-- START Items --

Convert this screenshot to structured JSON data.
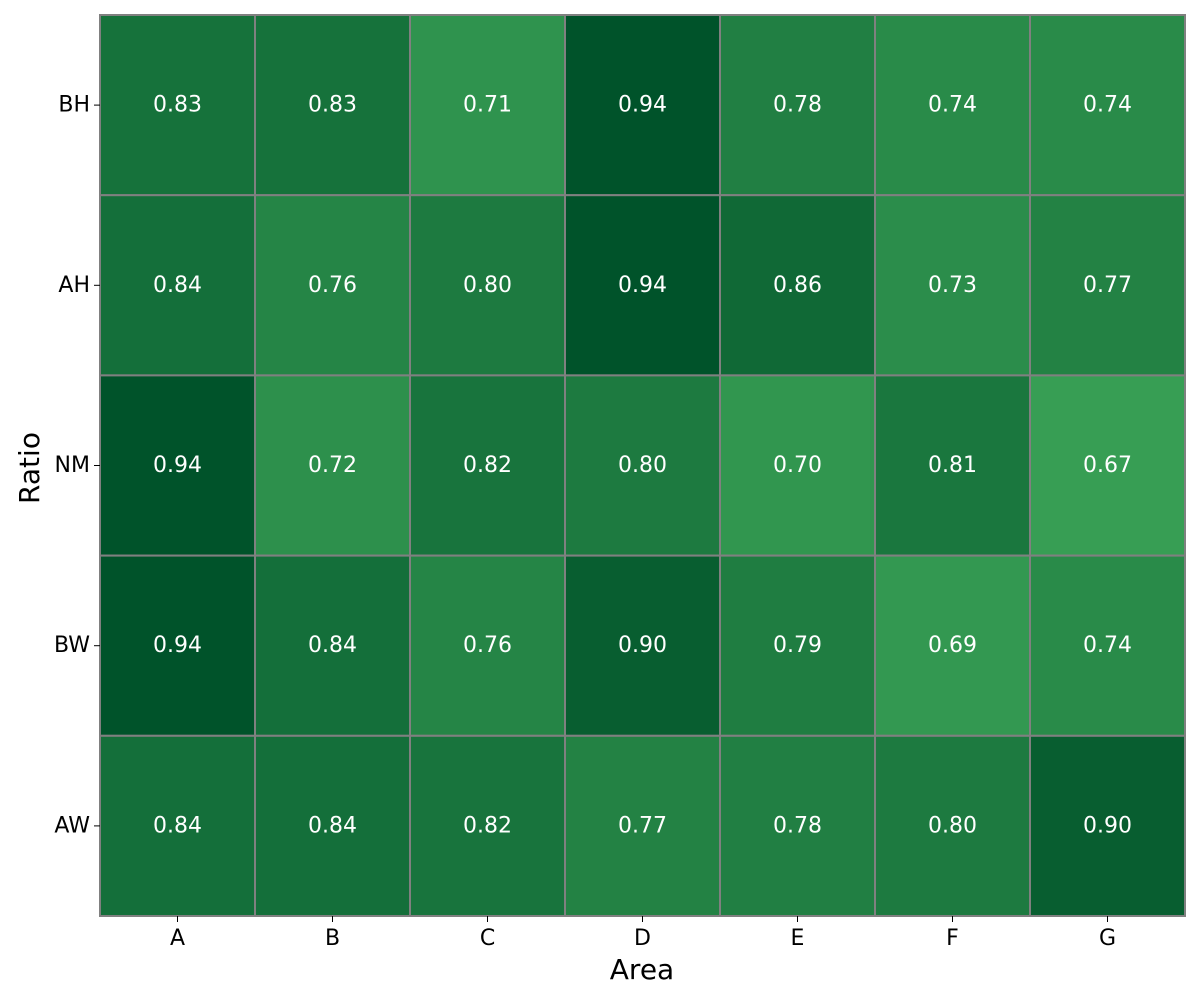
{
  "chart_data": {
    "type": "heatmap",
    "title": "",
    "xlabel": "Area",
    "ylabel": "Ratio",
    "x_categories": [
      "A",
      "B",
      "C",
      "D",
      "E",
      "F",
      "G"
    ],
    "y_categories": [
      "BH",
      "AH",
      "NM",
      "BW",
      "AW"
    ],
    "values": [
      [
        0.83,
        0.83,
        0.71,
        0.94,
        0.78,
        0.74,
        0.74
      ],
      [
        0.84,
        0.76,
        0.8,
        0.94,
        0.86,
        0.73,
        0.77
      ],
      [
        0.94,
        0.72,
        0.82,
        0.8,
        0.7,
        0.81,
        0.67
      ],
      [
        0.94,
        0.84,
        0.76,
        0.9,
        0.79,
        0.69,
        0.74
      ],
      [
        0.84,
        0.84,
        0.82,
        0.77,
        0.78,
        0.8,
        0.9
      ]
    ],
    "value_format": "0.00",
    "colormap": "Greens",
    "color_range": [
      0.67,
      0.94
    ],
    "colors": {
      "low": "#379e54",
      "high": "#00532a",
      "cell_border": "#808080",
      "cell_text": "#ffffff",
      "axis_text": "#000000"
    },
    "grid": true,
    "legend": "none"
  }
}
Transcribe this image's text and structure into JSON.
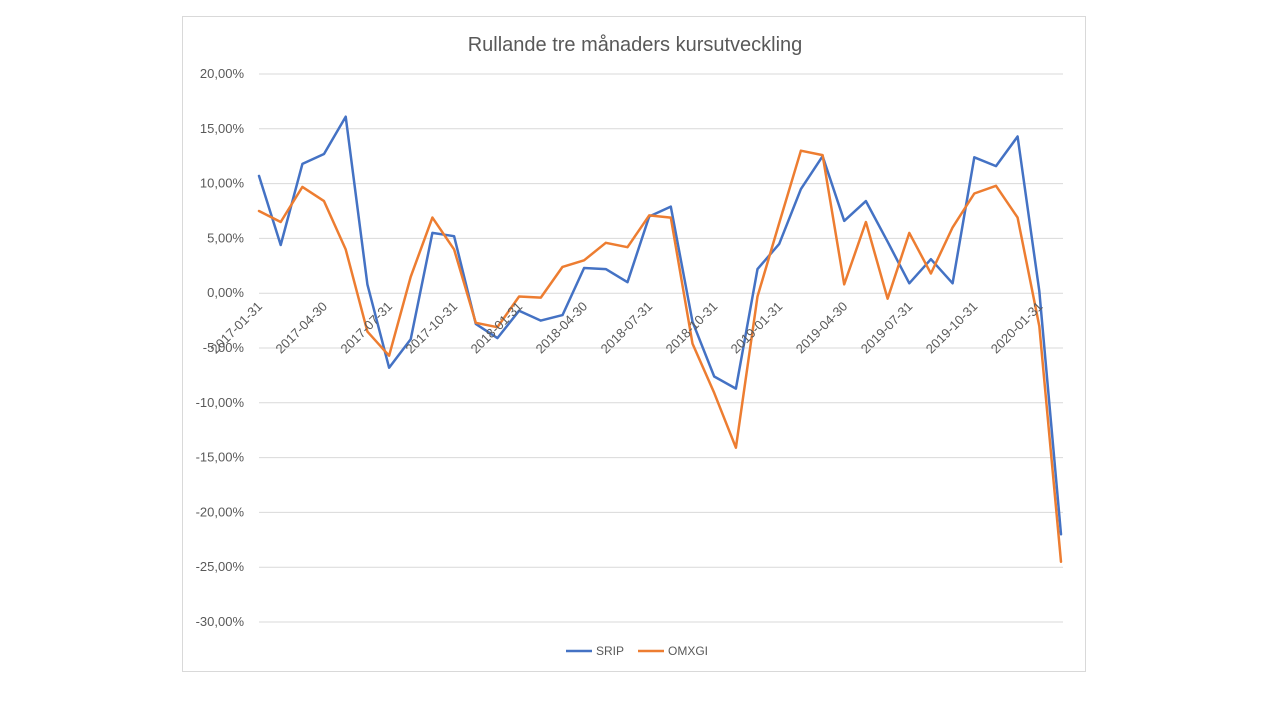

-- END Items --

Write out the full set of lines verbatim, without the pictures.

> [Answer for this exercise]:
Convert this screenshot to structured JSON data.
{
  "chart_data": {
    "type": "heatmap",
    "title": "",
    "xlabel": "Area",
    "ylabel": "Ratio",
    "x_categories": [
      "A",
      "B",
      "C",
      "D",
      "E",
      "F",
      "G"
    ],
    "y_categories": [
      "BH",
      "AH",
      "NM",
      "BW",
      "AW"
    ],
    "values": [
      [
        0.83,
        0.83,
        0.71,
        0.94,
        0.78,
        0.74,
        0.74
      ],
      [
        0.84,
        0.76,
        0.8,
        0.94,
        0.86,
        0.73,
        0.77
      ],
      [
        0.94,
        0.72,
        0.82,
        0.8,
        0.7,
        0.81,
        0.67
      ],
      [
        0.94,
        0.84,
        0.76,
        0.9,
        0.79,
        0.69,
        0.74
      ],
      [
        0.84,
        0.84,
        0.82,
        0.77,
        0.78,
        0.8,
        0.9
      ]
    ],
    "value_format": "0.00",
    "colormap": "Greens",
    "color_range": [
      0.67,
      0.94
    ],
    "colors": {
      "low": "#379e54",
      "high": "#00532a",
      "cell_border": "#808080",
      "cell_text": "#ffffff",
      "axis_text": "#000000"
    },
    "grid": true,
    "legend": "none"
  }
}
Transcribe this image's text and structure into JSON.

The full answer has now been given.